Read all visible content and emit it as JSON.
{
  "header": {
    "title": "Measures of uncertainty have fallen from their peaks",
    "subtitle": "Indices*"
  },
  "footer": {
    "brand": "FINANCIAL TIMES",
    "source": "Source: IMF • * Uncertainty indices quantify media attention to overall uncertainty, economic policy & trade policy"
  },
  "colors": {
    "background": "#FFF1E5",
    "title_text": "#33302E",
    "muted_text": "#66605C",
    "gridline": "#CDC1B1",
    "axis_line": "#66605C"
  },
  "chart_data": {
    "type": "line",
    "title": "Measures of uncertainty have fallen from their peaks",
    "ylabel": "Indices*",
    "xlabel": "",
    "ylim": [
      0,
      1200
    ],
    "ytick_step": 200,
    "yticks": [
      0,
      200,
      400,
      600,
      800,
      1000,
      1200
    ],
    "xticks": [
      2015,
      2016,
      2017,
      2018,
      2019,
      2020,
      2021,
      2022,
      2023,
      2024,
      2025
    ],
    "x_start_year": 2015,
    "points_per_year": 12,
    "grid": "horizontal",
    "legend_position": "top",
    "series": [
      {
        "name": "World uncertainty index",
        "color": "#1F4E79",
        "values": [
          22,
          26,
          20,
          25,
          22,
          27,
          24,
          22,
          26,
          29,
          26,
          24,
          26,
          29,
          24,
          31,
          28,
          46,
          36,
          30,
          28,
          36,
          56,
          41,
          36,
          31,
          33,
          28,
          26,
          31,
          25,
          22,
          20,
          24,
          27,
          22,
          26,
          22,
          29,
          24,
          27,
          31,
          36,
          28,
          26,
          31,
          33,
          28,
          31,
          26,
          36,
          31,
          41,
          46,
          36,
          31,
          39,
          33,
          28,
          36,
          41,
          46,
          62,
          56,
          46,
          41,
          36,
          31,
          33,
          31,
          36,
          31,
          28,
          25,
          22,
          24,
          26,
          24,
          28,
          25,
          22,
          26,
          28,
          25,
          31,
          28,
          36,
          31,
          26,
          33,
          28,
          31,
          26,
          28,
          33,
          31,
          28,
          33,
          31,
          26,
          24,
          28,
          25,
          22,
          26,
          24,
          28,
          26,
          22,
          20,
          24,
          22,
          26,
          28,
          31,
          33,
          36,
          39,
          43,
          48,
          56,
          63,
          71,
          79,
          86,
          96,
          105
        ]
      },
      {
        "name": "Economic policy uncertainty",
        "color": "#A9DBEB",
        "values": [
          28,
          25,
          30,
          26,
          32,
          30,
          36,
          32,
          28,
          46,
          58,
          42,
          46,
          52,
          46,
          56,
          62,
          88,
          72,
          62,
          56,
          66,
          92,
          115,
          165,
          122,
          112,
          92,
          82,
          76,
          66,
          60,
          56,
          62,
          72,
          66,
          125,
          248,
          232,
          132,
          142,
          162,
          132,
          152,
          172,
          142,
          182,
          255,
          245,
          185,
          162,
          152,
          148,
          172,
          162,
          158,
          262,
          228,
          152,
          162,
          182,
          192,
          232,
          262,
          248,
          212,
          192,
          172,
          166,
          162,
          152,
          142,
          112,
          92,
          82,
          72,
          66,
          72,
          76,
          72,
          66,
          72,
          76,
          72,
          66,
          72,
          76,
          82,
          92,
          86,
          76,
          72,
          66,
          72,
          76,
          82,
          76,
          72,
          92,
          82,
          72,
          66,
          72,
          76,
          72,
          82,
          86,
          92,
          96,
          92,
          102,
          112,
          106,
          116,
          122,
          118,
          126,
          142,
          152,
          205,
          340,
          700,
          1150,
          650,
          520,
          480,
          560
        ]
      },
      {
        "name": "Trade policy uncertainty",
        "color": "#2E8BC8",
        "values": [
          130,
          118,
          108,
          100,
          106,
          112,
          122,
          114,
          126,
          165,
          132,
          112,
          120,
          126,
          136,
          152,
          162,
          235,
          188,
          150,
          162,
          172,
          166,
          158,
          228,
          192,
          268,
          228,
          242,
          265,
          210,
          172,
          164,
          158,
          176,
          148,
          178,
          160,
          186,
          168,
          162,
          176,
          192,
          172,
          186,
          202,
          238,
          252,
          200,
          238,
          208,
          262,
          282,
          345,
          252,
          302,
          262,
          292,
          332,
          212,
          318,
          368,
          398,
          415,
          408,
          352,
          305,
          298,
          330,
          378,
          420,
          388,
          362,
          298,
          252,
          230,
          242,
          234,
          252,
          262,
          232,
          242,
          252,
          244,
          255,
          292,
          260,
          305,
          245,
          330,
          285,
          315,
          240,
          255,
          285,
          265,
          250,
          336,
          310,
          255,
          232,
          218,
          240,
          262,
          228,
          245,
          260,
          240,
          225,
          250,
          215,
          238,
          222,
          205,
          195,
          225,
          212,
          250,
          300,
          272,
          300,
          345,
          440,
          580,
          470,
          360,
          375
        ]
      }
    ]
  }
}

* [Aim of the task]:
Each record above should be output again exactly.

* [Problem solution]:
Read all visible content and emit it as JSON.
{
  "header": {
    "title": "Measures of uncertainty have fallen from their peaks",
    "subtitle": "Indices*"
  },
  "footer": {
    "brand": "FINANCIAL TIMES",
    "source": "Source: IMF • * Uncertainty indices quantify media attention to overall uncertainty, economic policy & trade policy"
  },
  "colors": {
    "background": "#FFF1E5",
    "title_text": "#33302E",
    "muted_text": "#66605C",
    "gridline": "#CDC1B1",
    "axis_line": "#66605C"
  },
  "chart_data": {
    "type": "line",
    "title": "Measures of uncertainty have fallen from their peaks",
    "ylabel": "Indices*",
    "xlabel": "",
    "ylim": [
      0,
      1200
    ],
    "ytick_step": 200,
    "yticks": [
      0,
      200,
      400,
      600,
      800,
      1000,
      1200
    ],
    "xticks": [
      2015,
      2016,
      2017,
      2018,
      2019,
      2020,
      2021,
      2022,
      2023,
      2024,
      2025
    ],
    "x_start_year": 2015,
    "points_per_year": 12,
    "grid": "horizontal",
    "legend_position": "top",
    "series": [
      {
        "name": "World uncertainty index",
        "color": "#1F4E79",
        "values": [
          22,
          26,
          20,
          25,
          22,
          27,
          24,
          22,
          26,
          29,
          26,
          24,
          26,
          29,
          24,
          31,
          28,
          46,
          36,
          30,
          28,
          36,
          56,
          41,
          36,
          31,
          33,
          28,
          26,
          31,
          25,
          22,
          20,
          24,
          27,
          22,
          26,
          22,
          29,
          24,
          27,
          31,
          36,
          28,
          26,
          31,
          33,
          28,
          31,
          26,
          36,
          31,
          41,
          46,
          36,
          31,
          39,
          33,
          28,
          36,
          41,
          46,
          62,
          56,
          46,
          41,
          36,
          31,
          33,
          31,
          36,
          31,
          28,
          25,
          22,
          24,
          26,
          24,
          28,
          25,
          22,
          26,
          28,
          25,
          31,
          28,
          36,
          31,
          26,
          33,
          28,
          31,
          26,
          28,
          33,
          31,
          28,
          33,
          31,
          26,
          24,
          28,
          25,
          22,
          26,
          24,
          28,
          26,
          22,
          20,
          24,
          22,
          26,
          28,
          31,
          33,
          36,
          39,
          43,
          48,
          56,
          63,
          71,
          79,
          86,
          96,
          105
        ]
      },
      {
        "name": "Economic policy uncertainty",
        "color": "#A9DBEB",
        "values": [
          28,
          25,
          30,
          26,
          32,
          30,
          36,
          32,
          28,
          46,
          58,
          42,
          46,
          52,
          46,
          56,
          62,
          88,
          72,
          62,
          56,
          66,
          92,
          115,
          165,
          122,
          112,
          92,
          82,
          76,
          66,
          60,
          56,
          62,
          72,
          66,
          125,
          248,
          232,
          132,
          142,
          162,
          132,
          152,
          172,
          142,
          182,
          255,
          245,
          185,
          162,
          152,
          148,
          172,
          162,
          158,
          262,
          228,
          152,
          162,
          182,
          192,
          232,
          262,
          248,
          212,
          192,
          172,
          166,
          162,
          152,
          142,
          112,
          92,
          82,
          72,
          66,
          72,
          76,
          72,
          66,
          72,
          76,
          72,
          66,
          72,
          76,
          82,
          92,
          86,
          76,
          72,
          66,
          72,
          76,
          82,
          76,
          72,
          92,
          82,
          72,
          66,
          72,
          76,
          72,
          82,
          86,
          92,
          96,
          92,
          102,
          112,
          106,
          116,
          122,
          118,
          126,
          142,
          152,
          205,
          340,
          700,
          1150,
          650,
          520,
          480,
          560
        ]
      },
      {
        "name": "Trade policy uncertainty",
        "color": "#2E8BC8",
        "values": [
          130,
          118,
          108,
          100,
          106,
          112,
          122,
          114,
          126,
          165,
          132,
          112,
          120,
          126,
          136,
          152,
          162,
          235,
          188,
          150,
          162,
          172,
          166,
          158,
          228,
          192,
          268,
          228,
          242,
          265,
          210,
          172,
          164,
          158,
          176,
          148,
          178,
          160,
          186,
          168,
          162,
          176,
          192,
          172,
          186,
          202,
          238,
          252,
          200,
          238,
          208,
          262,
          282,
          345,
          252,
          302,
          262,
          292,
          332,
          212,
          318,
          368,
          398,
          415,
          408,
          352,
          305,
          298,
          330,
          378,
          420,
          388,
          362,
          298,
          252,
          230,
          242,
          234,
          252,
          262,
          232,
          242,
          252,
          244,
          255,
          292,
          260,
          305,
          245,
          330,
          285,
          315,
          240,
          255,
          285,
          265,
          250,
          336,
          310,
          255,
          232,
          218,
          240,
          262,
          228,
          245,
          260,
          240,
          225,
          250,
          215,
          238,
          222,
          205,
          195,
          225,
          212,
          250,
          300,
          272,
          300,
          345,
          440,
          580,
          470,
          360,
          375
        ]
      }
    ]
  }
}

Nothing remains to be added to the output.